== Stored rows ==
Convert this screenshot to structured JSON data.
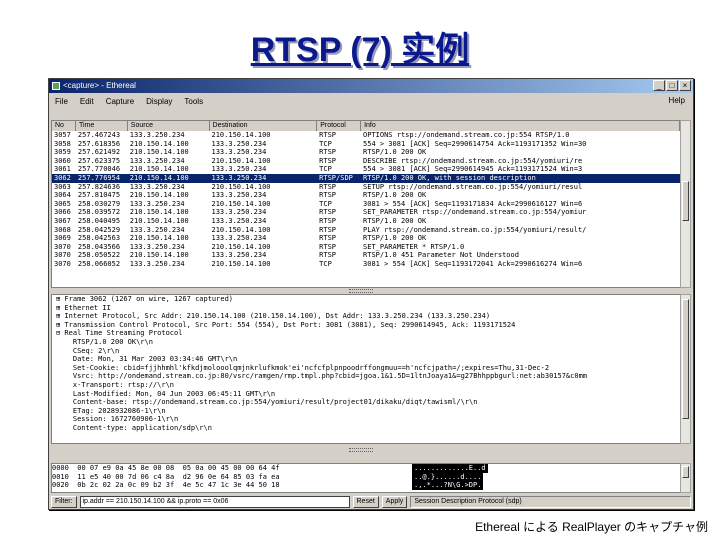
{
  "slide": {
    "title": "RTSP (7) 实例",
    "caption": "Ethereal による RealPlayer のキャプチャ例"
  },
  "window": {
    "title": "<capture> - Ethereal",
    "controls": [
      "_",
      "□",
      "×"
    ]
  },
  "menu": {
    "items": [
      "File",
      "Edit",
      "Capture",
      "Display",
      "Tools"
    ],
    "help": "Help"
  },
  "packet_list": {
    "headers": [
      "No",
      "Time",
      "Source",
      "Destination",
      "Protocol",
      "Info"
    ],
    "rows": [
      {
        "no": "3057",
        "time": "257.467243",
        "src": "133.3.250.234",
        "dst": "210.150.14.100",
        "proto": "RTSP",
        "info": "OPTIONS rtsp://ondemand.stream.co.jp:554 RTSP/1.0"
      },
      {
        "no": "3058",
        "time": "257.618356",
        "src": "210.150.14.100",
        "dst": "133.3.250.234",
        "proto": "TCP",
        "info": "554 > 3081 [ACK] Seq=2990614754 Ack=1193171352 Win=30"
      },
      {
        "no": "3059",
        "time": "257.621492",
        "src": "210.150.14.100",
        "dst": "133.3.250.234",
        "proto": "RTSP",
        "info": "RTSP/1.0 200 OK"
      },
      {
        "no": "3060",
        "time": "257.623375",
        "src": "133.3.250.234",
        "dst": "210.150.14.100",
        "proto": "RTSP",
        "info": "DESCRIBE rtsp://ondemand.stream.co.jp:554/yomiuri/re"
      },
      {
        "no": "3061",
        "time": "257.770046",
        "src": "210.150.14.100",
        "dst": "133.3.250.234",
        "proto": "TCP",
        "info": "554 > 3081 [ACK] Seq=2990614945 Ack=1193171524 Win=3"
      },
      {
        "no": "3062",
        "time": "257.776954",
        "src": "210.150.14.100",
        "dst": "133.3.250.234",
        "proto": "RTSP/SDP",
        "info": "RTSP/1.0 200 OK, with session description"
      },
      {
        "no": "3063",
        "time": "257.824636",
        "src": "133.3.250.234",
        "dst": "210.150.14.100",
        "proto": "RTSP",
        "info": "SETUP rtsp://ondemand.stream.co.jp:554/yomiuri/resul"
      },
      {
        "no": "3064",
        "time": "257.810475",
        "src": "210.150.14.100",
        "dst": "133.3.250.234",
        "proto": "RTSP",
        "info": "RTSP/1.0 200 OK"
      },
      {
        "no": "3065",
        "time": "258.030279",
        "src": "133.3.250.234",
        "dst": "210.150.14.100",
        "proto": "TCP",
        "info": "3081 > 554 [ACK] Seq=1193171834 Ack=2990616127 Win=6"
      },
      {
        "no": "3066",
        "time": "258.039572",
        "src": "210.150.14.100",
        "dst": "133.3.250.234",
        "proto": "RTSP",
        "info": "SET_PARAMETER rtsp://ondemand.stream.co.jp:554/yomiur"
      },
      {
        "no": "3067",
        "time": "258.040495",
        "src": "210.150.14.100",
        "dst": "133.3.250.234",
        "proto": "RTSP",
        "info": "RTSP/1.0 200 OK"
      },
      {
        "no": "3068",
        "time": "258.042529",
        "src": "133.3.250.234",
        "dst": "210.150.14.100",
        "proto": "RTSP",
        "info": "PLAY rtsp://ondemand.stream.co.jp:554/yomiuri/result/"
      },
      {
        "no": "3069",
        "time": "258.042563",
        "src": "210.150.14.100",
        "dst": "133.3.250.234",
        "proto": "RTSP",
        "info": "RTSP/1.0 200 OK"
      },
      {
        "no": "3070",
        "time": "258.043566",
        "src": "133.3.250.234",
        "dst": "210.150.14.100",
        "proto": "RTSP",
        "info": "SET_PARAMETER * RTSP/1.0"
      },
      {
        "no": "3070",
        "time": "258.050522",
        "src": "210.150.14.100",
        "dst": "133.3.250.234",
        "proto": "RTSP",
        "info": "RTSP/1.0 451 Parameter Not Understood"
      },
      {
        "no": "3070",
        "time": "258.066052",
        "src": "133.3.250.234",
        "dst": "210.150.14.100",
        "proto": "TCP",
        "info": "3081 > 554 [ACK] Seq=1193172041 Ack=2990616274 Win=6"
      }
    ],
    "selected_index": 5
  },
  "packet_detail": {
    "lines": [
      "⊞ Frame 3062 (1267 on wire, 1267 captured)",
      "⊞ Ethernet II",
      "⊞ Internet Protocol, Src Addr: 210.150.14.100 (210.150.14.100), Dst Addr: 133.3.250.234 (133.3.250.234)",
      "⊞ Transmission Control Protocol, Src Port: 554 (554), Dst Port: 3081 (3081), Seq: 2990614945, Ack: 1193171524",
      "⊟ Real Time Streaming Protocol",
      "    RTSP/1.0 200 OK\\r\\n",
      "    CSeq: 2\\r\\n",
      "    Date: Mon, 31 Mar 2003 03:34:46 GMT\\r\\n",
      "    Set-Cookie: cbid=fjjhhmhl'kfkdjmolooolqmjnkrlufkmok'ei'ncfcfplpnpoodrffongmuu==h'ncfcjpath=/;expires=Thu,31-Dec-2",
      "    Vsrc: http://ondemand.stream.co.jp:80/vsrc/ramgen/rmp.tmpl.php?cbid=jgoa.1&1.5D=1ltnJoaya1&=g27Bhhppbgurl:net:ab30157&c0mm",
      "    x-Transport: rtsp://\\r\\n",
      "    Last-Modified: Mon, 04 Jun 2003 06:45:11 GMT\\r\\n",
      "    Content-base: rtsp://ondemand.stream.co.jp:554/yomiuri/result/project01/dikaku/diqt/tawisml/\\r\\n",
      "    ETag: 2028932086-1\\r\\n",
      "    Session: 1672760906-1\\r\\n",
      "    Content-type: application/sdp\\r\\n"
    ]
  },
  "hex_dump": {
    "lines": [
      {
        "hex": "0000  00 07 e9 0a 45 8e 00 08  05 0a 00 45 00 00 64 4f",
        "ascii": ".............E..d"
      },
      {
        "hex": "0010  11 e5 40 00 7d 06 c4 8a  d2 96 0e 64 85 03 fa ea",
        "ascii": "..@.}......d...."
      },
      {
        "hex": "0020  0b 2c 02 2a 0c 09 b2 3f  4e 5c 47 1c 3e 44 50 18",
        "ascii": ".,.*...?N\\G.>DP."
      }
    ]
  },
  "filter": {
    "label": "Filter:",
    "value": "ip.addr == 210.150.14.100 && ip.proto == 0x06",
    "reset_label": "Reset",
    "apply_label": "Apply",
    "status": "Session Description Protocol (sdp)"
  }
}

== Work instructions ==
Would you set down the listing exactly, omitting pictures?

== Task output ==
Convert this screenshot to structured JSON data.
{
  "slide": {
    "title": "RTSP (7) 实例",
    "caption": "Ethereal による RealPlayer のキャプチャ例"
  },
  "window": {
    "title": "<capture> - Ethereal",
    "controls": [
      "_",
      "□",
      "×"
    ]
  },
  "menu": {
    "items": [
      "File",
      "Edit",
      "Capture",
      "Display",
      "Tools"
    ],
    "help": "Help"
  },
  "packet_list": {
    "headers": [
      "No",
      "Time",
      "Source",
      "Destination",
      "Protocol",
      "Info"
    ],
    "rows": [
      {
        "no": "3057",
        "time": "257.467243",
        "src": "133.3.250.234",
        "dst": "210.150.14.100",
        "proto": "RTSP",
        "info": "OPTIONS rtsp://ondemand.stream.co.jp:554 RTSP/1.0"
      },
      {
        "no": "3058",
        "time": "257.618356",
        "src": "210.150.14.100",
        "dst": "133.3.250.234",
        "proto": "TCP",
        "info": "554 > 3081 [ACK] Seq=2990614754 Ack=1193171352 Win=30"
      },
      {
        "no": "3059",
        "time": "257.621492",
        "src": "210.150.14.100",
        "dst": "133.3.250.234",
        "proto": "RTSP",
        "info": "RTSP/1.0 200 OK"
      },
      {
        "no": "3060",
        "time": "257.623375",
        "src": "133.3.250.234",
        "dst": "210.150.14.100",
        "proto": "RTSP",
        "info": "DESCRIBE rtsp://ondemand.stream.co.jp:554/yomiuri/re"
      },
      {
        "no": "3061",
        "time": "257.770046",
        "src": "210.150.14.100",
        "dst": "133.3.250.234",
        "proto": "TCP",
        "info": "554 > 3081 [ACK] Seq=2990614945 Ack=1193171524 Win=3"
      },
      {
        "no": "3062",
        "time": "257.776954",
        "src": "210.150.14.100",
        "dst": "133.3.250.234",
        "proto": "RTSP/SDP",
        "info": "RTSP/1.0 200 OK, with session description"
      },
      {
        "no": "3063",
        "time": "257.824636",
        "src": "133.3.250.234",
        "dst": "210.150.14.100",
        "proto": "RTSP",
        "info": "SETUP rtsp://ondemand.stream.co.jp:554/yomiuri/resul"
      },
      {
        "no": "3064",
        "time": "257.810475",
        "src": "210.150.14.100",
        "dst": "133.3.250.234",
        "proto": "RTSP",
        "info": "RTSP/1.0 200 OK"
      },
      {
        "no": "3065",
        "time": "258.030279",
        "src": "133.3.250.234",
        "dst": "210.150.14.100",
        "proto": "TCP",
        "info": "3081 > 554 [ACK] Seq=1193171834 Ack=2990616127 Win=6"
      },
      {
        "no": "3066",
        "time": "258.039572",
        "src": "210.150.14.100",
        "dst": "133.3.250.234",
        "proto": "RTSP",
        "info": "SET_PARAMETER rtsp://ondemand.stream.co.jp:554/yomiur"
      },
      {
        "no": "3067",
        "time": "258.040495",
        "src": "210.150.14.100",
        "dst": "133.3.250.234",
        "proto": "RTSP",
        "info": "RTSP/1.0 200 OK"
      },
      {
        "no": "3068",
        "time": "258.042529",
        "src": "133.3.250.234",
        "dst": "210.150.14.100",
        "proto": "RTSP",
        "info": "PLAY rtsp://ondemand.stream.co.jp:554/yomiuri/result/"
      },
      {
        "no": "3069",
        "time": "258.042563",
        "src": "210.150.14.100",
        "dst": "133.3.250.234",
        "proto": "RTSP",
        "info": "RTSP/1.0 200 OK"
      },
      {
        "no": "3070",
        "time": "258.043566",
        "src": "133.3.250.234",
        "dst": "210.150.14.100",
        "proto": "RTSP",
        "info": "SET_PARAMETER * RTSP/1.0"
      },
      {
        "no": "3070",
        "time": "258.050522",
        "src": "210.150.14.100",
        "dst": "133.3.250.234",
        "proto": "RTSP",
        "info": "RTSP/1.0 451 Parameter Not Understood"
      },
      {
        "no": "3070",
        "time": "258.066052",
        "src": "133.3.250.234",
        "dst": "210.150.14.100",
        "proto": "TCP",
        "info": "3081 > 554 [ACK] Seq=1193172041 Ack=2990616274 Win=6"
      }
    ],
    "selected_index": 5
  },
  "packet_detail": {
    "lines": [
      "⊞ Frame 3062 (1267 on wire, 1267 captured)",
      "⊞ Ethernet II",
      "⊞ Internet Protocol, Src Addr: 210.150.14.100 (210.150.14.100), Dst Addr: 133.3.250.234 (133.3.250.234)",
      "⊞ Transmission Control Protocol, Src Port: 554 (554), Dst Port: 3081 (3081), Seq: 2990614945, Ack: 1193171524",
      "⊟ Real Time Streaming Protocol",
      "    RTSP/1.0 200 OK\\r\\n",
      "    CSeq: 2\\r\\n",
      "    Date: Mon, 31 Mar 2003 03:34:46 GMT\\r\\n",
      "    Set-Cookie: cbid=fjjhhmhl'kfkdjmolooolqmjnkrlufkmok'ei'ncfcfplpnpoodrffongmuu==h'ncfcjpath=/;expires=Thu,31-Dec-2",
      "    Vsrc: http://ondemand.stream.co.jp:80/vsrc/ramgen/rmp.tmpl.php?cbid=jgoa.1&1.5D=1ltnJoaya1&=g27Bhhppbgurl:net:ab30157&c0mm",
      "    x-Transport: rtsp://\\r\\n",
      "    Last-Modified: Mon, 04 Jun 2003 06:45:11 GMT\\r\\n",
      "    Content-base: rtsp://ondemand.stream.co.jp:554/yomiuri/result/project01/dikaku/diqt/tawisml/\\r\\n",
      "    ETag: 2028932086-1\\r\\n",
      "    Session: 1672760906-1\\r\\n",
      "    Content-type: application/sdp\\r\\n"
    ]
  },
  "hex_dump": {
    "lines": [
      {
        "hex": "0000  00 07 e9 0a 45 8e 00 08  05 0a 00 45 00 00 64 4f",
        "ascii": ".............E..d"
      },
      {
        "hex": "0010  11 e5 40 00 7d 06 c4 8a  d2 96 0e 64 85 03 fa ea",
        "ascii": "..@.}......d...."
      },
      {
        "hex": "0020  0b 2c 02 2a 0c 09 b2 3f  4e 5c 47 1c 3e 44 50 18",
        "ascii": ".,.*...?N\\G.>DP."
      }
    ]
  },
  "filter": {
    "label": "Filter:",
    "value": "ip.addr == 210.150.14.100 && ip.proto == 0x06",
    "reset_label": "Reset",
    "apply_label": "Apply",
    "status": "Session Description Protocol (sdp)"
  }
}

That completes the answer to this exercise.